> **GOAL OF THE EXERCISE**
Say how many lines contain "ffffff"; the answer is the number alone.
==========
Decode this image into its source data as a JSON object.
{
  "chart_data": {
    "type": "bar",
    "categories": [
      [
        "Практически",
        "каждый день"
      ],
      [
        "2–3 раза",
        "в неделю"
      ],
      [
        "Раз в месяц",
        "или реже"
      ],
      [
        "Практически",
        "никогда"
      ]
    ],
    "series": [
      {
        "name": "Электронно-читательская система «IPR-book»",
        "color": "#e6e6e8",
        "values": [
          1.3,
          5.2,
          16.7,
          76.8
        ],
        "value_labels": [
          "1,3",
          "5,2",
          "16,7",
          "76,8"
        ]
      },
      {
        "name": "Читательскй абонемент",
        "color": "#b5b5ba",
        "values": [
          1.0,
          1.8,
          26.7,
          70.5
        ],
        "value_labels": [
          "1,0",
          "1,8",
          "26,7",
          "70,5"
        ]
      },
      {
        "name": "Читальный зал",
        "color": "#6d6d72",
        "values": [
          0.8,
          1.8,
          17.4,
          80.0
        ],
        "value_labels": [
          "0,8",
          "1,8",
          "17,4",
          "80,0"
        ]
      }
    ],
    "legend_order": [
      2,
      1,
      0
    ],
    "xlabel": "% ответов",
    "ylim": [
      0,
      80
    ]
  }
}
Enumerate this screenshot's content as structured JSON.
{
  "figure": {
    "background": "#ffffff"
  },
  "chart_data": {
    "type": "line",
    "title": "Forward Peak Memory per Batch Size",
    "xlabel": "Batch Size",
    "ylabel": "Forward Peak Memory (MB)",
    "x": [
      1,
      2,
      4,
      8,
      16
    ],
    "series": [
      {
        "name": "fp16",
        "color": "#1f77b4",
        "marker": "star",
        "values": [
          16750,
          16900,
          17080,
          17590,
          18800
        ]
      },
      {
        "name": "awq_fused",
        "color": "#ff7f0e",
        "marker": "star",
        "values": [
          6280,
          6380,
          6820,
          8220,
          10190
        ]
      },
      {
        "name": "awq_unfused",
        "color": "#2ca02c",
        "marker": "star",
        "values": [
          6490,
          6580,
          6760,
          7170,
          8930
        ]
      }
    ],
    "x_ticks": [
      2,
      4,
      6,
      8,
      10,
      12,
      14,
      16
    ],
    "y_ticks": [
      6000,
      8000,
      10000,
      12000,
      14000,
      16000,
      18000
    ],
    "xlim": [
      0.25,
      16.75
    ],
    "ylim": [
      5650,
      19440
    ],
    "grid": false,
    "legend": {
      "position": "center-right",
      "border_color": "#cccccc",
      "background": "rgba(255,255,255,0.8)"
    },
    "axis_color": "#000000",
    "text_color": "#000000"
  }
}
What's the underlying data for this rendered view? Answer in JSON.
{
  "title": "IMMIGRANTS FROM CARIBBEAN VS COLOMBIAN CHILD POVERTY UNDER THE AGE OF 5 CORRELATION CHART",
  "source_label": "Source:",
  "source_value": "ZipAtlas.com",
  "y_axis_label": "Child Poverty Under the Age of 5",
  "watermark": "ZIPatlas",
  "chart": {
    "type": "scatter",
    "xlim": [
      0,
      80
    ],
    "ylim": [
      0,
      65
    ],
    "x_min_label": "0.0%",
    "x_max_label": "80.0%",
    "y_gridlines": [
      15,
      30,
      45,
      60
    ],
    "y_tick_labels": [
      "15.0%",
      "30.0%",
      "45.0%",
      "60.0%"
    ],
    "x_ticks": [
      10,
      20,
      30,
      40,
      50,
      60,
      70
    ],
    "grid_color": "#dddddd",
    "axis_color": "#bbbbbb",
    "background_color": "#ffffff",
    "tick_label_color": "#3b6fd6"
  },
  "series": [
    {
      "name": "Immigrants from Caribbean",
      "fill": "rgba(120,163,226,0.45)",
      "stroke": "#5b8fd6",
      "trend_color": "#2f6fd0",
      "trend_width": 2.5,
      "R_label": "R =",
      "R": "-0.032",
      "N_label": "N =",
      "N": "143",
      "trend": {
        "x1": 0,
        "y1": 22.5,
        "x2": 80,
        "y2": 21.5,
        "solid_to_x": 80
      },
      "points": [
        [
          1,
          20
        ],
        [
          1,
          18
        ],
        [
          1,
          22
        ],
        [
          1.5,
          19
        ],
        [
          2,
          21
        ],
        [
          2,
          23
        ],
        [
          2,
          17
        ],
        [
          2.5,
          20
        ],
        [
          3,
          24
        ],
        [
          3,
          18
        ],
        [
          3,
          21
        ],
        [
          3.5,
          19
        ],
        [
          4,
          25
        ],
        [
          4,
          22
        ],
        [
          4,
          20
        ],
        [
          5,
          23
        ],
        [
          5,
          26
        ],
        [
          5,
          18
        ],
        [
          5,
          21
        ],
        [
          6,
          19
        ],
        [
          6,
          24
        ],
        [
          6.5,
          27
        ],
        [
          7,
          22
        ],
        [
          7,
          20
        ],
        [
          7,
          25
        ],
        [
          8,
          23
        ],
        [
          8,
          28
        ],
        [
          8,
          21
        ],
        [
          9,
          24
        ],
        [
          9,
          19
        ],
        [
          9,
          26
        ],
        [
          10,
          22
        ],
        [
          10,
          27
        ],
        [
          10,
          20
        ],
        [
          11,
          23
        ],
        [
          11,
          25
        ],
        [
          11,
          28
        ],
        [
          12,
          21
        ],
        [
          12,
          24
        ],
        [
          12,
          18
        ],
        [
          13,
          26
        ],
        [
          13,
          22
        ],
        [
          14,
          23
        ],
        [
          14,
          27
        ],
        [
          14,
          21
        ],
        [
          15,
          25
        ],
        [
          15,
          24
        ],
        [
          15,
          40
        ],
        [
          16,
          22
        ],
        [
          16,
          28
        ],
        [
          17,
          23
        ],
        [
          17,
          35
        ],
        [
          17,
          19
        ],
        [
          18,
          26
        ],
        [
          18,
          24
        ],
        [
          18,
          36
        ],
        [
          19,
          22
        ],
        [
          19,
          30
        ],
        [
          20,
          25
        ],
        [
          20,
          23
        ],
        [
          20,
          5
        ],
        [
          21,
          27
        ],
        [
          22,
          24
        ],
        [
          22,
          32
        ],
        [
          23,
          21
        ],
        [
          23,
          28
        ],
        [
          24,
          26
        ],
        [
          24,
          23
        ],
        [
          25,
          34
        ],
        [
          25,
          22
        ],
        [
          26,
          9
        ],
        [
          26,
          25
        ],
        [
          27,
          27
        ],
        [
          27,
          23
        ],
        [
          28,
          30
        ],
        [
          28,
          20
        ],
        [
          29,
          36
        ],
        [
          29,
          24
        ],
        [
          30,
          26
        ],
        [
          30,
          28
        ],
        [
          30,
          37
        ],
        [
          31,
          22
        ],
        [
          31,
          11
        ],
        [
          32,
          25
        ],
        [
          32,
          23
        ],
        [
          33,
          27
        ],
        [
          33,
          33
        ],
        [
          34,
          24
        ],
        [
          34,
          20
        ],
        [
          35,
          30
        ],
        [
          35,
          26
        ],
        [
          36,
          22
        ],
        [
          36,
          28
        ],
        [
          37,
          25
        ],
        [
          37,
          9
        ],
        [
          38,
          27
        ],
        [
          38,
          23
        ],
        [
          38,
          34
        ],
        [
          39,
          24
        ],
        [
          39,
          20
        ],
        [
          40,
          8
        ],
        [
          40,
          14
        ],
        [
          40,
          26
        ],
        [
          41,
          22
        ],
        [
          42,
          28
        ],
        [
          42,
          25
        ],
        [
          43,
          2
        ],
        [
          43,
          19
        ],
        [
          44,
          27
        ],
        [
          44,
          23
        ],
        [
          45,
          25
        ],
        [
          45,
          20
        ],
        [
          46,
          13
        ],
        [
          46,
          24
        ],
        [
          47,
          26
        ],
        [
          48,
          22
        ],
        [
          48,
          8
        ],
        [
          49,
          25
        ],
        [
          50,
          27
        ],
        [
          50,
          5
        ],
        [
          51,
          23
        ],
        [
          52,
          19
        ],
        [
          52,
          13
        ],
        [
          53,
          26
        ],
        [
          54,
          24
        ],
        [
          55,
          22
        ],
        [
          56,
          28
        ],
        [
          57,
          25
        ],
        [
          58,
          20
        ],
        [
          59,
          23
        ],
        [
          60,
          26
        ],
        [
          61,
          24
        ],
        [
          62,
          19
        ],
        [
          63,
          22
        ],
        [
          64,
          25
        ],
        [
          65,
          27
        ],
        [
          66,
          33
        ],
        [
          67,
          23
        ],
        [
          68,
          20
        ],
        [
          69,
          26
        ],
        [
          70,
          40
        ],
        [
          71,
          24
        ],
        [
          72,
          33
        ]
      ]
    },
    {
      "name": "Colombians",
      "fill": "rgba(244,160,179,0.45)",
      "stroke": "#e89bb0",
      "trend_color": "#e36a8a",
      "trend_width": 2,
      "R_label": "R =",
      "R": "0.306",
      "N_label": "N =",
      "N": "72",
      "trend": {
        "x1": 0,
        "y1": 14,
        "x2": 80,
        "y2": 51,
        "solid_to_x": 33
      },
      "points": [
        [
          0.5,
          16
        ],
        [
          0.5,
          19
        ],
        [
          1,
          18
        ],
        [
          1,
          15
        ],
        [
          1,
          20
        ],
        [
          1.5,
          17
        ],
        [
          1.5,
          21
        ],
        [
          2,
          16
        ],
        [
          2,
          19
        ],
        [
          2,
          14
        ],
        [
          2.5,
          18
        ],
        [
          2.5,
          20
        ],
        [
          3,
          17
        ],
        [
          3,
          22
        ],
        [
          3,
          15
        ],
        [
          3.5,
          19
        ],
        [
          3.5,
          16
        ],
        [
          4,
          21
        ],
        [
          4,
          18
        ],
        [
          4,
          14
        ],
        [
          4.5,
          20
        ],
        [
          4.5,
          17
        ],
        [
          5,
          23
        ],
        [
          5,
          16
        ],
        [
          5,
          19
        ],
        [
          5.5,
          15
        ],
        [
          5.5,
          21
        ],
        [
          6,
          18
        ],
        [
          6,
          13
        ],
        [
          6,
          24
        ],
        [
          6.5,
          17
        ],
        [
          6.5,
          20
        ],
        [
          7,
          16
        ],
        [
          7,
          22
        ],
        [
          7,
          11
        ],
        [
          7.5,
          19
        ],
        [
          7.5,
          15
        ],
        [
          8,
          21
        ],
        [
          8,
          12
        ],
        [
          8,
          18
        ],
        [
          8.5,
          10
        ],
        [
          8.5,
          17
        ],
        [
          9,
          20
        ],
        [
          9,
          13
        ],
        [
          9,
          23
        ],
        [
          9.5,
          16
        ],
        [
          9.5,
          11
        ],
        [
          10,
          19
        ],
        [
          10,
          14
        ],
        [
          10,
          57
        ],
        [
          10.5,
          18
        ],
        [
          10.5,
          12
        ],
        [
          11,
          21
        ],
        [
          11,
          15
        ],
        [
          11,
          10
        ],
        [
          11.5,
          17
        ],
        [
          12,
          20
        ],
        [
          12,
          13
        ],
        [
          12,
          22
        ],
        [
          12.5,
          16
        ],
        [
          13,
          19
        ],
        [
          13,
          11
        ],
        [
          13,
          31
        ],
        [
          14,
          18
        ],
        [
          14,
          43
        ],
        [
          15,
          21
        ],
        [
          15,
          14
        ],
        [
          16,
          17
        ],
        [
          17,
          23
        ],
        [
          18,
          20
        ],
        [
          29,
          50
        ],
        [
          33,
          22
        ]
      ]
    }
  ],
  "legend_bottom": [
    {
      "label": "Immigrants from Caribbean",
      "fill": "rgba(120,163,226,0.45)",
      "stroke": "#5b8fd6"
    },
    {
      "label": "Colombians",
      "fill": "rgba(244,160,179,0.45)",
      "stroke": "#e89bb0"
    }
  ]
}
==========
> **ANSWER TO THE EXERCISE**
2